RECORDED DATA -
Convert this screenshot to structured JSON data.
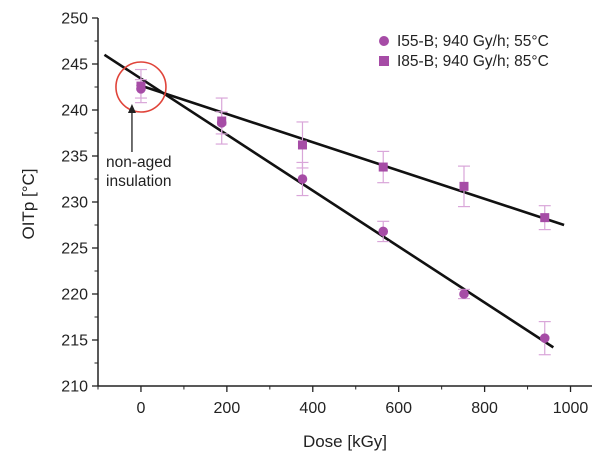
{
  "chart_data": {
    "type": "scatter",
    "xlabel": "Dose [kGy]",
    "ylabel": "OITp [°C]",
    "xlim": [
      -100,
      1050
    ],
    "ylim": [
      210,
      250
    ],
    "x_ticks": [
      0,
      200,
      400,
      600,
      800,
      1000
    ],
    "y_ticks": [
      210,
      215,
      220,
      225,
      230,
      235,
      240,
      245,
      250
    ],
    "x_tick_labels": [
      "0",
      "200",
      "400",
      "600",
      "800",
      "1000"
    ],
    "y_tick_labels": [
      "210",
      "215",
      "220",
      "225",
      "230",
      "235",
      "240",
      "245",
      "250"
    ],
    "grid": false,
    "legend_position": "top-right",
    "series": [
      {
        "name": "I55-B; 940 Gy/h; 55°C",
        "marker": "circle",
        "color": "#a64ca6",
        "x": [
          0,
          188,
          376,
          564,
          752,
          940
        ],
        "y": [
          242.3,
          238.6,
          232.5,
          226.8,
          220.0,
          215.2
        ],
        "err": [
          1.0,
          1.2,
          1.8,
          1.1,
          0.5,
          1.8
        ],
        "fit": {
          "x": [
            -85,
            960
          ],
          "y": [
            246.0,
            214.2
          ]
        }
      },
      {
        "name": "I85-B; 940 Gy/h; 85°C",
        "marker": "square",
        "color": "#a64ca6",
        "x": [
          0,
          188,
          376,
          564,
          752,
          940
        ],
        "y": [
          242.6,
          238.8,
          236.2,
          233.8,
          231.7,
          228.3
        ],
        "err": [
          1.8,
          2.5,
          2.5,
          1.7,
          2.2,
          1.3
        ],
        "fit": {
          "x": [
            -10,
            985
          ],
          "y": [
            242.8,
            227.5
          ]
        }
      }
    ],
    "annotations": [
      {
        "text_lines": [
          "non-aged",
          "insulation"
        ],
        "target": {
          "x": 0,
          "y": 242.5
        },
        "marker": "circle-outline",
        "color": "#e0443a"
      }
    ]
  }
}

SET TASK -
Output a faithful copy of the data, with each picture left out.

ANSWER FOR THIS EXERCISE -
Convert this screenshot to structured JSON data.
{
  "chart_data": {
    "type": "scatter",
    "xlabel": "Dose [kGy]",
    "ylabel": "OITp [°C]",
    "xlim": [
      -100,
      1050
    ],
    "ylim": [
      210,
      250
    ],
    "x_ticks": [
      0,
      200,
      400,
      600,
      800,
      1000
    ],
    "y_ticks": [
      210,
      215,
      220,
      225,
      230,
      235,
      240,
      245,
      250
    ],
    "x_tick_labels": [
      "0",
      "200",
      "400",
      "600",
      "800",
      "1000"
    ],
    "y_tick_labels": [
      "210",
      "215",
      "220",
      "225",
      "230",
      "235",
      "240",
      "245",
      "250"
    ],
    "grid": false,
    "legend_position": "top-right",
    "series": [
      {
        "name": "I55-B; 940 Gy/h; 55°C",
        "marker": "circle",
        "color": "#a64ca6",
        "x": [
          0,
          188,
          376,
          564,
          752,
          940
        ],
        "y": [
          242.3,
          238.6,
          232.5,
          226.8,
          220.0,
          215.2
        ],
        "err": [
          1.0,
          1.2,
          1.8,
          1.1,
          0.5,
          1.8
        ],
        "fit": {
          "x": [
            -85,
            960
          ],
          "y": [
            246.0,
            214.2
          ]
        }
      },
      {
        "name": "I85-B; 940 Gy/h; 85°C",
        "marker": "square",
        "color": "#a64ca6",
        "x": [
          0,
          188,
          376,
          564,
          752,
          940
        ],
        "y": [
          242.6,
          238.8,
          236.2,
          233.8,
          231.7,
          228.3
        ],
        "err": [
          1.8,
          2.5,
          2.5,
          1.7,
          2.2,
          1.3
        ],
        "fit": {
          "x": [
            -10,
            985
          ],
          "y": [
            242.8,
            227.5
          ]
        }
      }
    ],
    "annotations": [
      {
        "text_lines": [
          "non-aged",
          "insulation"
        ],
        "target": {
          "x": 0,
          "y": 242.5
        },
        "marker": "circle-outline",
        "color": "#e0443a"
      }
    ]
  }
}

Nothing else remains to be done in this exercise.